■ What is required ■
Copy out every line that contains "content".
------------------------------------------------------------
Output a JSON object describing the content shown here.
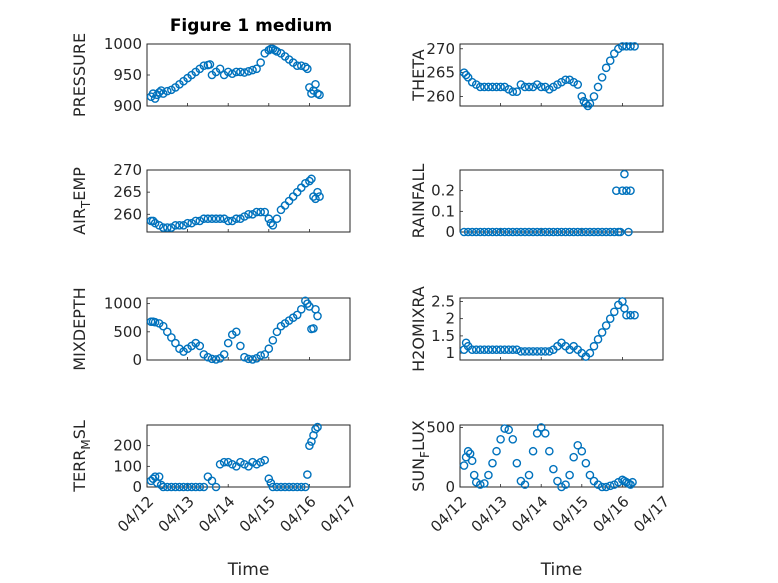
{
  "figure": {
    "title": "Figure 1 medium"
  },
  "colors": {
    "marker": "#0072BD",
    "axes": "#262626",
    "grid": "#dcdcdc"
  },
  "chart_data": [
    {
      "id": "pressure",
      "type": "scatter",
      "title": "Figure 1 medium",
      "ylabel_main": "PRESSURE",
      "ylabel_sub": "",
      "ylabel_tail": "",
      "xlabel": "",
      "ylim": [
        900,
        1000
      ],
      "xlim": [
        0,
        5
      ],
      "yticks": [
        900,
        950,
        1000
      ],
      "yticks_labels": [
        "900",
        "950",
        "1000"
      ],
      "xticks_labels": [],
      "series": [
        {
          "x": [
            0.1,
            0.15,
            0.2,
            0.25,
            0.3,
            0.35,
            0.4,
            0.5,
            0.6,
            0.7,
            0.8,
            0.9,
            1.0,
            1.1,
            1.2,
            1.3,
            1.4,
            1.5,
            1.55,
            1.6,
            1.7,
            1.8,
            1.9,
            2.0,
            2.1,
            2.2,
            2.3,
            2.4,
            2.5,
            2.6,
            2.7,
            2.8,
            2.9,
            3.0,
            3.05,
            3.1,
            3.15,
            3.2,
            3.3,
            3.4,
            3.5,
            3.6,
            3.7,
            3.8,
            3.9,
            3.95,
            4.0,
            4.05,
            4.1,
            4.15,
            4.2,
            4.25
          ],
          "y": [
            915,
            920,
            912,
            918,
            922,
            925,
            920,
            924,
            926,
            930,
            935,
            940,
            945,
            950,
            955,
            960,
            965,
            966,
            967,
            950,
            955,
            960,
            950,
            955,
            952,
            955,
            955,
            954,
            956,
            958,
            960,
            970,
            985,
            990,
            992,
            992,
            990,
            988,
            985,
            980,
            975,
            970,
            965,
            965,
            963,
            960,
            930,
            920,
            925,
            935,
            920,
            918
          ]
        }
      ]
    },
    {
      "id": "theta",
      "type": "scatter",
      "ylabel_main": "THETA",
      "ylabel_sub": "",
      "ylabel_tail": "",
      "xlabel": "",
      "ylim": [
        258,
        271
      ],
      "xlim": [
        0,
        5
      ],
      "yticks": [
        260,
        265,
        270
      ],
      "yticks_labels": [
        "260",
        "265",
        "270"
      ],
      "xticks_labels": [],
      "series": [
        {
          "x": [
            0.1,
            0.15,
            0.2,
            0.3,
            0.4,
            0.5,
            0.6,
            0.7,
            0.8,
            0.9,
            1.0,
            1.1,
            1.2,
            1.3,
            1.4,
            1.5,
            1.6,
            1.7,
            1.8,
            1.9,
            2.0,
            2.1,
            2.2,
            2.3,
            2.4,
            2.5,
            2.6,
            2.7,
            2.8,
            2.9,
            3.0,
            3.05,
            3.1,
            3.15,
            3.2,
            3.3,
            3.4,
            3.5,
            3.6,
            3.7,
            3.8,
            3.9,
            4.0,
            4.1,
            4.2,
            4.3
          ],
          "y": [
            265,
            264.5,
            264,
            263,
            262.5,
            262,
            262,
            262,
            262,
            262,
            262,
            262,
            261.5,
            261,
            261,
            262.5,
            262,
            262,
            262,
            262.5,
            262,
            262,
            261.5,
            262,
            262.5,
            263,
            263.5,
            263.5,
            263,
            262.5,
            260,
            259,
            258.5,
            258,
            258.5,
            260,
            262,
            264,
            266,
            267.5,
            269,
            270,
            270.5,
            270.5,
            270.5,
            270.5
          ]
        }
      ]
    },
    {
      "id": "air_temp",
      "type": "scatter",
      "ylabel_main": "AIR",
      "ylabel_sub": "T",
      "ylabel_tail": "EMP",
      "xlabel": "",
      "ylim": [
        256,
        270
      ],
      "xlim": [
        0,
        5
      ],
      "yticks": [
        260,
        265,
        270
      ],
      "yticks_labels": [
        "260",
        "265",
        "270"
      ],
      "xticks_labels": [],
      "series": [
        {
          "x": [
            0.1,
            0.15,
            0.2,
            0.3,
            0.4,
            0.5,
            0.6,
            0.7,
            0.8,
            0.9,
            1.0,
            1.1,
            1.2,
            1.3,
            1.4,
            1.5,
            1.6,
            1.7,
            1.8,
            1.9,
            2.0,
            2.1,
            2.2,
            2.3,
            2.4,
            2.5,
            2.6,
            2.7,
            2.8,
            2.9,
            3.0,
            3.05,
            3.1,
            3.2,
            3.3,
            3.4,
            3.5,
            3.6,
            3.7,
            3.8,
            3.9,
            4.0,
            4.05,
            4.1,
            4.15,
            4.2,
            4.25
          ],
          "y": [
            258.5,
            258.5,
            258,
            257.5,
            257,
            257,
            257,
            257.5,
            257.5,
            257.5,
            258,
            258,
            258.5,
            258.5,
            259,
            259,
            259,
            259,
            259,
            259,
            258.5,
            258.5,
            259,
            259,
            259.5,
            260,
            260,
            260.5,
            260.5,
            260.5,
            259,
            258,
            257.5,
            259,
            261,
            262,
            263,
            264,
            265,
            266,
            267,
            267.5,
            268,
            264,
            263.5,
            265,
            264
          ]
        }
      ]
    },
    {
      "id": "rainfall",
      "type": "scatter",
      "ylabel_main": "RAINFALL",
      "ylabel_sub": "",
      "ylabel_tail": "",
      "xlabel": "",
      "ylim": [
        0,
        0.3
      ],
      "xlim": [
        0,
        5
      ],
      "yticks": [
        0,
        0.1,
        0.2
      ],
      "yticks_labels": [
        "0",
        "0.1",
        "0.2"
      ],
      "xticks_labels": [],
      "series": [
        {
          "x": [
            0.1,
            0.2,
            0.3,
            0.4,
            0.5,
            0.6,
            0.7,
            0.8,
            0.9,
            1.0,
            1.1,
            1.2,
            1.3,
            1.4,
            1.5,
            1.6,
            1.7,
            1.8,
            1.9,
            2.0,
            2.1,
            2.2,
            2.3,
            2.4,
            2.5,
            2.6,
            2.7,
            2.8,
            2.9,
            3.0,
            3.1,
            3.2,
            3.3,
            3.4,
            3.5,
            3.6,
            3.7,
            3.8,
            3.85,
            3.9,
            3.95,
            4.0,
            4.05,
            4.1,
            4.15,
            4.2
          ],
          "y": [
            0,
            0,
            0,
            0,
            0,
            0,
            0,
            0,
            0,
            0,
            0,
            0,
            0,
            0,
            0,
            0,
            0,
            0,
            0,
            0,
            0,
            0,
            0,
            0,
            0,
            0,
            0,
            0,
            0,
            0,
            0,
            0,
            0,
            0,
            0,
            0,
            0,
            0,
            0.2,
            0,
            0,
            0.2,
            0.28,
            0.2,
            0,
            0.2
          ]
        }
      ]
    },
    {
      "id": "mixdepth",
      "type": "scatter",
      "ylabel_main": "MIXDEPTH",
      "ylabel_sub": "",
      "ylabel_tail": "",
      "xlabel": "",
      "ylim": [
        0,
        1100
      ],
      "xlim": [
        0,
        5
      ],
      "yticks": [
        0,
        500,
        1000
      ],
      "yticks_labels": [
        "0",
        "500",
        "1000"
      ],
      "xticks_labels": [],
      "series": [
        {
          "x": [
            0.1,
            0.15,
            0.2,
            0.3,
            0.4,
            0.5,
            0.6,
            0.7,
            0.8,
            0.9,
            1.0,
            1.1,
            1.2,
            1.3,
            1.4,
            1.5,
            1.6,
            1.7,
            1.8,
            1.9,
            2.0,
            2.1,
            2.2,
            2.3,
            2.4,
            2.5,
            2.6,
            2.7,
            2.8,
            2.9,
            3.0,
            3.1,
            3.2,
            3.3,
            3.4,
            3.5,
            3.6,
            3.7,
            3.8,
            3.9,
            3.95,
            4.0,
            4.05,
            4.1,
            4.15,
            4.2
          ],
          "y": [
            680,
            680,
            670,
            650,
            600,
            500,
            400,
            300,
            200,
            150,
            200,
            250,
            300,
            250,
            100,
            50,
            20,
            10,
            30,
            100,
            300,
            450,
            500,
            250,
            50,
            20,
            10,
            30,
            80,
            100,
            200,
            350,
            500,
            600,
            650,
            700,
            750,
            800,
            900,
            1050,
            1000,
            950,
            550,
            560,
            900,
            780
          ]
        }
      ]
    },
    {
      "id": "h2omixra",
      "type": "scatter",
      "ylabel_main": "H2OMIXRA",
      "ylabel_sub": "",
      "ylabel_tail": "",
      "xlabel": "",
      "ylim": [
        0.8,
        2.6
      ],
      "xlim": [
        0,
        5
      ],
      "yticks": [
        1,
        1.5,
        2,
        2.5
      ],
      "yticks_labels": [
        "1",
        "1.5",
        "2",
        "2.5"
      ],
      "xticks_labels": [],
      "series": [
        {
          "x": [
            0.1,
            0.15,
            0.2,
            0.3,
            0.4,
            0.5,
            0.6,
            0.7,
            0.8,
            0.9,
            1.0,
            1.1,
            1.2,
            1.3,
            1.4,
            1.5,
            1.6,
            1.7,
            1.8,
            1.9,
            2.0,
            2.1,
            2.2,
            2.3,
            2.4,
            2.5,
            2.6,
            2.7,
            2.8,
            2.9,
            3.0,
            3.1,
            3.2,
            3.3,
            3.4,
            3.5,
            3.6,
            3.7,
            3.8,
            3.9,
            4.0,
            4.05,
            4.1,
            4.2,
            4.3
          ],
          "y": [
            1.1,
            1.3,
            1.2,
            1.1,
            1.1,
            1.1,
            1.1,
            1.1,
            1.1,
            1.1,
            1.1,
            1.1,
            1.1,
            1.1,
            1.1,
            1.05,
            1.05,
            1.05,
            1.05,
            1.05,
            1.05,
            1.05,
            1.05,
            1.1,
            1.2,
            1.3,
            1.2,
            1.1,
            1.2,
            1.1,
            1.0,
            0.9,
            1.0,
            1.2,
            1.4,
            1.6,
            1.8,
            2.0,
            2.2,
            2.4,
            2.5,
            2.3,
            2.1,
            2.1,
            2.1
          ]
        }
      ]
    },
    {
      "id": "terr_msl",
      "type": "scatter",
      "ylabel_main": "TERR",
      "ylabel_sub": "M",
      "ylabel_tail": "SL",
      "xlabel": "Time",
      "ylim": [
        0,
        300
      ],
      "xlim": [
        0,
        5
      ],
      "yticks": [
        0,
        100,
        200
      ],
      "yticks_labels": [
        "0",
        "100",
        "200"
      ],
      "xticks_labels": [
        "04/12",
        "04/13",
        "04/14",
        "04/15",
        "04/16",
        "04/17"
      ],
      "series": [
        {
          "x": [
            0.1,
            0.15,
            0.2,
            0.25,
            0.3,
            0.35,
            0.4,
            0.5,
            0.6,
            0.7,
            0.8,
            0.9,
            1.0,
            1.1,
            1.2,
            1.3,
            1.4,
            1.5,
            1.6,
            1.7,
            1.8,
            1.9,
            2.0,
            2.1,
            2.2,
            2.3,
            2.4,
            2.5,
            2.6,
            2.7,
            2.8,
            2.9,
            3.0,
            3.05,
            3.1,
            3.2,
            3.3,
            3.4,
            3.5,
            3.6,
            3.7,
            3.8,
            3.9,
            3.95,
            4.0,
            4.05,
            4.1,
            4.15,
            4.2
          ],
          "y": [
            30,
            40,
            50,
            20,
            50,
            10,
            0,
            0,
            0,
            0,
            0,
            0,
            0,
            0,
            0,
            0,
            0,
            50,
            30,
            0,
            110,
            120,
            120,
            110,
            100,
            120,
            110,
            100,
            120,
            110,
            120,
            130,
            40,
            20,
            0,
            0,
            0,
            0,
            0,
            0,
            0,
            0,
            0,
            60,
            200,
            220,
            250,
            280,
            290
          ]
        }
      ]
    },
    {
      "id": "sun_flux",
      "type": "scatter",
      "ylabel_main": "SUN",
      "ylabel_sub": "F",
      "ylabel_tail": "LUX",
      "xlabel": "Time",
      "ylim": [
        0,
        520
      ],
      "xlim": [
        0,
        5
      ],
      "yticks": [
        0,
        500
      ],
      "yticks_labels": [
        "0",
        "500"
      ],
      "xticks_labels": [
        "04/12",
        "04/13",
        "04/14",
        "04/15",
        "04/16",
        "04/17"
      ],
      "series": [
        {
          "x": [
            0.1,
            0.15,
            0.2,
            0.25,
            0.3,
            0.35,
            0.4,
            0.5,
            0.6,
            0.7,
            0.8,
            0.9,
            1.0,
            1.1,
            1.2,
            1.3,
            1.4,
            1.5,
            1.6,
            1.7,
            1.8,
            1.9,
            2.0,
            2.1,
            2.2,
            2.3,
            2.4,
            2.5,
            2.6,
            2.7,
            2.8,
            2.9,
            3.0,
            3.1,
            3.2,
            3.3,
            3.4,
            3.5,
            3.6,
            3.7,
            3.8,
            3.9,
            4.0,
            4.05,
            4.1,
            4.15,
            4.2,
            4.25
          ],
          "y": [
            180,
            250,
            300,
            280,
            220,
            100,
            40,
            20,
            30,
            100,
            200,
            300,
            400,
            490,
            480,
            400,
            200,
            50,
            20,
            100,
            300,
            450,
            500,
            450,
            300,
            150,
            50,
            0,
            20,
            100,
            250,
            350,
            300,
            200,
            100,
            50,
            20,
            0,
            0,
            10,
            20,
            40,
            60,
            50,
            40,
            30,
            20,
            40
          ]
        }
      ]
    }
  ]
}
------------------------------------------------------------
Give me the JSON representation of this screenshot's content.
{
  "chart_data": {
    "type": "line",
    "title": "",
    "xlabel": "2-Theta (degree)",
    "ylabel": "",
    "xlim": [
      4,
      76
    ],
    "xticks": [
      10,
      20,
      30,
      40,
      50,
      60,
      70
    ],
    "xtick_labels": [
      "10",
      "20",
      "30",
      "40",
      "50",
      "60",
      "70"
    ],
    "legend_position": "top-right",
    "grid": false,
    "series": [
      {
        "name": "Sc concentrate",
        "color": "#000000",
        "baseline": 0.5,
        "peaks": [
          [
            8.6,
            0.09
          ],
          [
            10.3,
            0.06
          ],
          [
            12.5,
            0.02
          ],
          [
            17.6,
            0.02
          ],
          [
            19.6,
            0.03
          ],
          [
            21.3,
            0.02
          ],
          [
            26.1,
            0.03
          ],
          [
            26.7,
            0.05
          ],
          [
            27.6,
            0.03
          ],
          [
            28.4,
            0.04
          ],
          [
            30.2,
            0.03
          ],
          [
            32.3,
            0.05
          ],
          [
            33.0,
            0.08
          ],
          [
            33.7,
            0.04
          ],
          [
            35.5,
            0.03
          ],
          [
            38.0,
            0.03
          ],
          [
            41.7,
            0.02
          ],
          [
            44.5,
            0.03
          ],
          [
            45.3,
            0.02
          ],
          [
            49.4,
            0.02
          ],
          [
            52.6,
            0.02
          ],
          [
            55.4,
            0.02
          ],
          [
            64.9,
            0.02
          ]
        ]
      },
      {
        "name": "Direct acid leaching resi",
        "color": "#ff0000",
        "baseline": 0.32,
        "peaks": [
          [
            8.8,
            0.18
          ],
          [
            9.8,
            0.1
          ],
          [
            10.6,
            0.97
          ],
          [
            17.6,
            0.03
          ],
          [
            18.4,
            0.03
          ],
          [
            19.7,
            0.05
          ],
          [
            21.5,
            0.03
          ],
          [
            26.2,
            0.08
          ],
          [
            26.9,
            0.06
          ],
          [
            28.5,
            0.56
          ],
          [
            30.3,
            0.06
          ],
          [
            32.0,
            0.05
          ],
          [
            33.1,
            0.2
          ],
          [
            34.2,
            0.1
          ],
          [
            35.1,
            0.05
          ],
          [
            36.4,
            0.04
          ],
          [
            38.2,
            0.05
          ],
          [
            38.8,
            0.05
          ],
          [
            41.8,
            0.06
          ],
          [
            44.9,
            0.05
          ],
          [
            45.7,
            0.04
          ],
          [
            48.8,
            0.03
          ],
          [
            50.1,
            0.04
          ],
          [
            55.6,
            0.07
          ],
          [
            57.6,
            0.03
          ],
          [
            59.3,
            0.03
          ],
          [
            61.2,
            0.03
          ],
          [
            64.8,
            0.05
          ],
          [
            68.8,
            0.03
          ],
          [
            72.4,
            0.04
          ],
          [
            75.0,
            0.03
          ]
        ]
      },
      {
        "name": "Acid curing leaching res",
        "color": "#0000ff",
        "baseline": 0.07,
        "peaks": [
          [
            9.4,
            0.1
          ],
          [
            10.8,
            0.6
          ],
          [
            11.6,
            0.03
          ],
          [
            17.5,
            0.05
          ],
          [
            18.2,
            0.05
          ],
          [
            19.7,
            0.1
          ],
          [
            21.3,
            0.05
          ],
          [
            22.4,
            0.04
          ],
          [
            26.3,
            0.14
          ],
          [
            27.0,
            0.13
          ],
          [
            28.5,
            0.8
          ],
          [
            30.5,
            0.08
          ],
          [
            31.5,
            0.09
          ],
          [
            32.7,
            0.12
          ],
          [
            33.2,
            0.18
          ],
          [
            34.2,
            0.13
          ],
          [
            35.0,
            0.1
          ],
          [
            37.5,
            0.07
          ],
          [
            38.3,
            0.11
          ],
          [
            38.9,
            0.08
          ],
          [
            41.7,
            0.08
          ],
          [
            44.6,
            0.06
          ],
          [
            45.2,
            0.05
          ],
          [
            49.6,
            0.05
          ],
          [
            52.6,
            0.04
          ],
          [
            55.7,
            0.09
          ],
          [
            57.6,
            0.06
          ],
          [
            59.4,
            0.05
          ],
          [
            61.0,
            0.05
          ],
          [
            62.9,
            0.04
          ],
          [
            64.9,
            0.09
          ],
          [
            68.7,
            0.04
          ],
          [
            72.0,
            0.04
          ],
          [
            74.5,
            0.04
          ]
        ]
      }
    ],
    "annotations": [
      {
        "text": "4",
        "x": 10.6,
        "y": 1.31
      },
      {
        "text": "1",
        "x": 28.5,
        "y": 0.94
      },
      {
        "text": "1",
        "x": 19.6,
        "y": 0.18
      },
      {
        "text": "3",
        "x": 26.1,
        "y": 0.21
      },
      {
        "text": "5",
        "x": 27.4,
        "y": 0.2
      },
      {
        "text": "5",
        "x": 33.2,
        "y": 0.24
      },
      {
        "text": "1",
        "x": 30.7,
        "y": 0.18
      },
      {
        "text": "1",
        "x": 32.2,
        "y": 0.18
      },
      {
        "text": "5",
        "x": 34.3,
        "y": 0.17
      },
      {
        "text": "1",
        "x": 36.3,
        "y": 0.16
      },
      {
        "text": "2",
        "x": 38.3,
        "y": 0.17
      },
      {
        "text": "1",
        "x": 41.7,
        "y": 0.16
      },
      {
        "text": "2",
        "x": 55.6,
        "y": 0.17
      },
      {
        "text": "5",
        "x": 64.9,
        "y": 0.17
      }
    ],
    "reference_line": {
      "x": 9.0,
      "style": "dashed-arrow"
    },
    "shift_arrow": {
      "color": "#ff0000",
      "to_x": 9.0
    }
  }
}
------------------------------------------------------------
■ The solution ■
Output a JSON object describing the content shown here.
Give me the JSON representation of this screenshot's content.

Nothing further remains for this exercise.